= Goal of the exercise =
Output the full listing below exactly as it reads, and skip anything that is a picture.
• • • •
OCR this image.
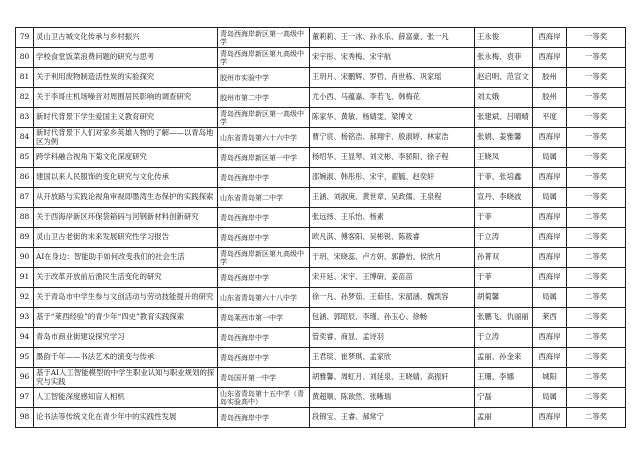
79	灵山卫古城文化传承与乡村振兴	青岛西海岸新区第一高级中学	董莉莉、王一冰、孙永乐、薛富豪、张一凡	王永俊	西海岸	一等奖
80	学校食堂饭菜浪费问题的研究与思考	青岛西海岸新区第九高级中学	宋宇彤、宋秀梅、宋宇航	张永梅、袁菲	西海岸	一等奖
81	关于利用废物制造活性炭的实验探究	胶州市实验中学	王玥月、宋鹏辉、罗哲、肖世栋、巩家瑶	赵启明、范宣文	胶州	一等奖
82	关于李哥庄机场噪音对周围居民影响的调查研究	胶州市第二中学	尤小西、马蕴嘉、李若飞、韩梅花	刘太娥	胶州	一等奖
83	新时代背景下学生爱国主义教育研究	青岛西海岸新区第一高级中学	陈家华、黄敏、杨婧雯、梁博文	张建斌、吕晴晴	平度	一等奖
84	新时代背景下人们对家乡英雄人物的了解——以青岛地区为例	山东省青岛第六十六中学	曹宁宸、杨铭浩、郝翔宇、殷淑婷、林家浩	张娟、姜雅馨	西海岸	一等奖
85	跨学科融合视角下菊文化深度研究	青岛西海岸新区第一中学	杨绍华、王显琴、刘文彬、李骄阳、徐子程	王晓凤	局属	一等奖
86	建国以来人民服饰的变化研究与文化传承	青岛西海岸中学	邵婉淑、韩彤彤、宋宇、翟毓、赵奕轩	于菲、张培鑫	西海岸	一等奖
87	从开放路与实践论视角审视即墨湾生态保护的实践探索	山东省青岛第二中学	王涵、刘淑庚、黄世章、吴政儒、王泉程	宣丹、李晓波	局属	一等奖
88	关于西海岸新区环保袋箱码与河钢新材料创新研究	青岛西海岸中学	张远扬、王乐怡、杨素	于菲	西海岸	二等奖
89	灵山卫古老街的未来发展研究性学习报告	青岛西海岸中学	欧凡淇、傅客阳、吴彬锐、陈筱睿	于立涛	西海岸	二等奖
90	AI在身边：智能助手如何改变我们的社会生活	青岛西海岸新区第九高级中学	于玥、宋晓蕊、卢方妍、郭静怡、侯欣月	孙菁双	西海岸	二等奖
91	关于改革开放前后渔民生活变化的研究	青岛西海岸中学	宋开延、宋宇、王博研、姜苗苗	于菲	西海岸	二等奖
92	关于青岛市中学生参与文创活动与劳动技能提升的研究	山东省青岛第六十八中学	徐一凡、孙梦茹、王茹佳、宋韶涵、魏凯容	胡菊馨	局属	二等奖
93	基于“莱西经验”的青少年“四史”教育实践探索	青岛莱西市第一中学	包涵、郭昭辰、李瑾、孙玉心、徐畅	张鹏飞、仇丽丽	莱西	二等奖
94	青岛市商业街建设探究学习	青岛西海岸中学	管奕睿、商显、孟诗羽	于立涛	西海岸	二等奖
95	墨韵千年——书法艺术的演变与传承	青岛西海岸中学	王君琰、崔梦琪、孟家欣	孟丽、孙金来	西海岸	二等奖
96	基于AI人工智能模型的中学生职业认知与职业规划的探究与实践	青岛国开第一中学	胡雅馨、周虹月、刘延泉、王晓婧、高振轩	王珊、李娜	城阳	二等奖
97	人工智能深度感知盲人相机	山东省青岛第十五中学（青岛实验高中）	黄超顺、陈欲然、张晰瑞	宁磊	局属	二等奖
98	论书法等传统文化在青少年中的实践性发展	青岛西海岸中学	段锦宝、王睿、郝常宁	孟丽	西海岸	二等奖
• • • •
= Exercise output =
OCR this image.
79	灵山卫古城文化传承与乡村振兴	青岛西海岸新区第一高级中学	董莉莉、王一冰、孙永乐、薛富豪、张一凡	王永俊	西海岸	一等奖
80	学校食堂饭菜浪费问题的研究与思考	青岛西海岸新区第九高级中学	宋宇彤、宋秀梅、宋宇航	张永梅、袁菲	西海岸	一等奖
81	关于利用废物制造活性炭的实验探究	胶州市实验中学	王玥月、宋鹏辉、罗哲、肖世栋、巩家瑶	赵启明、范宣文	胶州	一等奖
82	关于李哥庄机场噪音对周围居民影响的调查研究	胶州市第二中学	尤小西、马蕴嘉、李若飞、韩梅花	刘太娥	胶州	一等奖
83	新时代背景下学生爱国主义教育研究	青岛西海岸新区第一高级中学	陈家华、黄敏、杨婧雯、梁博文	张建斌、吕晴晴	平度	一等奖
84	新时代背景下人们对家乡英雄人物的了解——以青岛地区为例	山东省青岛第六十六中学	曹宁宸、杨铭浩、郝翔宇、殷淑婷、林家浩	张娟、姜雅馨	西海岸	一等奖
85	跨学科融合视角下菊文化深度研究	青岛西海岸新区第一中学	杨绍华、王显琴、刘文彬、李骄阳、徐子程	王晓凤	局属	一等奖
86	建国以来人民服饰的变化研究与文化传承	青岛西海岸中学	邵婉淑、韩彤彤、宋宇、翟毓、赵奕轩	于菲、张培鑫	西海岸	一等奖
87	从开放路与实践论视角审视即墨湾生态保护的实践探索	山东省青岛第二中学	王涵、刘淑庚、黄世章、吴政儒、王泉程	宣丹、李晓波	局属	一等奖
88	关于西海岸新区环保袋箱码与河钢新材料创新研究	青岛西海岸中学	张远扬、王乐怡、杨素	于菲	西海岸	二等奖
89	灵山卫古老街的未来发展研究性学习报告	青岛西海岸中学	欧凡淇、傅客阳、吴彬锐、陈筱睿	于立涛	西海岸	二等奖
90	AI在身边：智能助手如何改变我们的社会生活	青岛西海岸新区第九高级中学	于玥、宋晓蕊、卢方妍、郭静怡、侯欣月	孙菁双	西海岸	二等奖
91	关于改革开放前后渔民生活变化的研究	青岛西海岸中学	宋开延、宋宇、王博研、姜苗苗	于菲	西海岸	二等奖
92	关于青岛市中学生参与文创活动与劳动技能提升的研究	山东省青岛第六十八中学	徐一凡、孙梦茹、王茹佳、宋韶涵、魏凯容	胡菊馨	局属	二等奖
93	基于“莱西经验”的青少年“四史”教育实践探索	青岛莱西市第一中学	包涵、郭昭辰、李瑾、孙玉心、徐畅	张鹏飞、仇丽丽	莱西	二等奖
94	青岛市商业街建设探究学习	青岛西海岸中学	管奕睿、商显、孟诗羽	于立涛	西海岸	二等奖
95	墨韵千年——书法艺术的演变与传承	青岛西海岸中学	王君琰、崔梦琪、孟家欣	孟丽、孙金来	西海岸	二等奖
96	基于AI人工智能模型的中学生职业认知与职业规划的探究与实践	青岛国开第一中学	胡雅馨、周虹月、刘延泉、王晓婧、高振轩	王珊、李娜	城阳	二等奖
97	人工智能深度感知盲人相机	山东省青岛第十五中学（青岛实验高中）	黄超顺、陈欲然、张晰瑞	宁磊	局属	二等奖
98	论书法等传统文化在青少年中的实践性发展	青岛西海岸中学	段锦宝、王睿、郝常宁	孟丽	西海岸	二等奖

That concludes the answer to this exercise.